* Written problem:
Repeat every line of the data exactly, but not the pictures.
— begin —
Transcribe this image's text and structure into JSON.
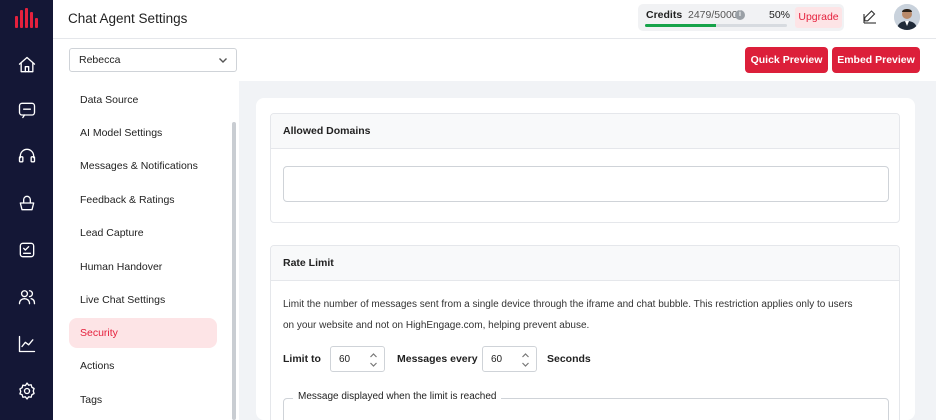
{
  "header": {
    "title": "Chat Agent Settings",
    "credits_label": "Credits",
    "credits_value": "2479/5000",
    "credits_percent": "50%",
    "credits_fraction": 0.5,
    "upgrade_label": "Upgrade"
  },
  "agent_select": {
    "value": "Rebecca"
  },
  "actions": {
    "quick_preview": "Quick Preview",
    "embed_preview": "Embed Preview"
  },
  "sidebar": {
    "items": [
      {
        "label": "Data Source"
      },
      {
        "label": "AI Model Settings"
      },
      {
        "label": "Messages & Notifications"
      },
      {
        "label": "Feedback & Ratings"
      },
      {
        "label": "Lead Capture"
      },
      {
        "label": "Human Handover"
      },
      {
        "label": "Live Chat Settings"
      },
      {
        "label": "Security",
        "active": true
      },
      {
        "label": "Actions"
      },
      {
        "label": "Tags"
      }
    ]
  },
  "allowed_domains": {
    "title": "Allowed Domains",
    "value": ""
  },
  "rate_limit": {
    "title": "Rate Limit",
    "description_line1": "Limit the number of messages sent from a single device through the iframe and chat bubble. This restriction applies only to users",
    "description_line2": "on your website and not on HighEngage.com, helping prevent abuse.",
    "limit_to_label": "Limit to",
    "limit_to_value": "60",
    "messages_every_label": "Messages every",
    "messages_every_value": "60",
    "seconds_label": "Seconds",
    "message_legend": "Message displayed when the limit is reached"
  },
  "colors": {
    "accent": "#e5213d",
    "rail": "#141736",
    "progress": "#16a34a"
  }
}
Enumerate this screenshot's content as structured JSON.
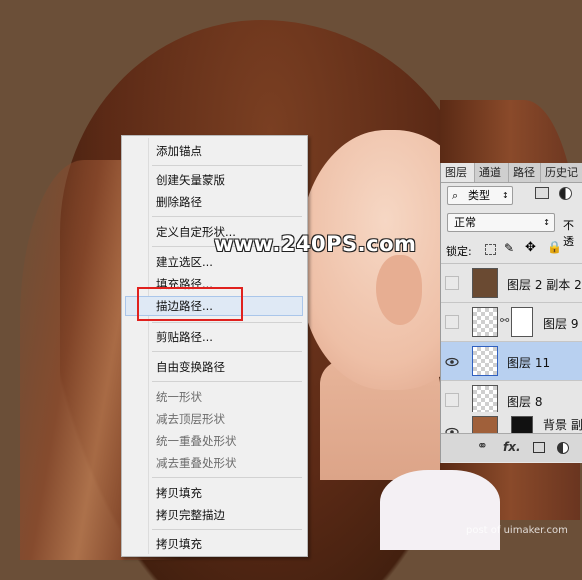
— end —
* Solution to this problem:
Transcribe this image's text and structure into JSON.
{
  "header": {
    "title": "Chat Agent Settings",
    "credits_label": "Credits",
    "credits_value": "2479/5000",
    "credits_percent": "50%",
    "credits_fraction": 0.5,
    "upgrade_label": "Upgrade"
  },
  "agent_select": {
    "value": "Rebecca"
  },
  "actions": {
    "quick_preview": "Quick Preview",
    "embed_preview": "Embed Preview"
  },
  "sidebar": {
    "items": [
      {
        "label": "Data Source"
      },
      {
        "label": "AI Model Settings"
      },
      {
        "label": "Messages & Notifications"
      },
      {
        "label": "Feedback & Ratings"
      },
      {
        "label": "Lead Capture"
      },
      {
        "label": "Human Handover"
      },
      {
        "label": "Live Chat Settings"
      },
      {
        "label": "Security",
        "active": true
      },
      {
        "label": "Actions"
      },
      {
        "label": "Tags"
      }
    ]
  },
  "allowed_domains": {
    "title": "Allowed Domains",
    "value": ""
  },
  "rate_limit": {
    "title": "Rate Limit",
    "description_line1": "Limit the number of messages sent from a single device through the iframe and chat bubble. This restriction applies only to users",
    "description_line2": "on your website and not on HighEngage.com, helping prevent abuse.",
    "limit_to_label": "Limit to",
    "limit_to_value": "60",
    "messages_every_label": "Messages every",
    "messages_every_value": "60",
    "seconds_label": "Seconds",
    "message_legend": "Message displayed when the limit is reached"
  },
  "colors": {
    "accent": "#e5213d",
    "rail": "#141736",
    "progress": "#16a34a"
  }
}
Enumerate this screenshot's content as structured JSON.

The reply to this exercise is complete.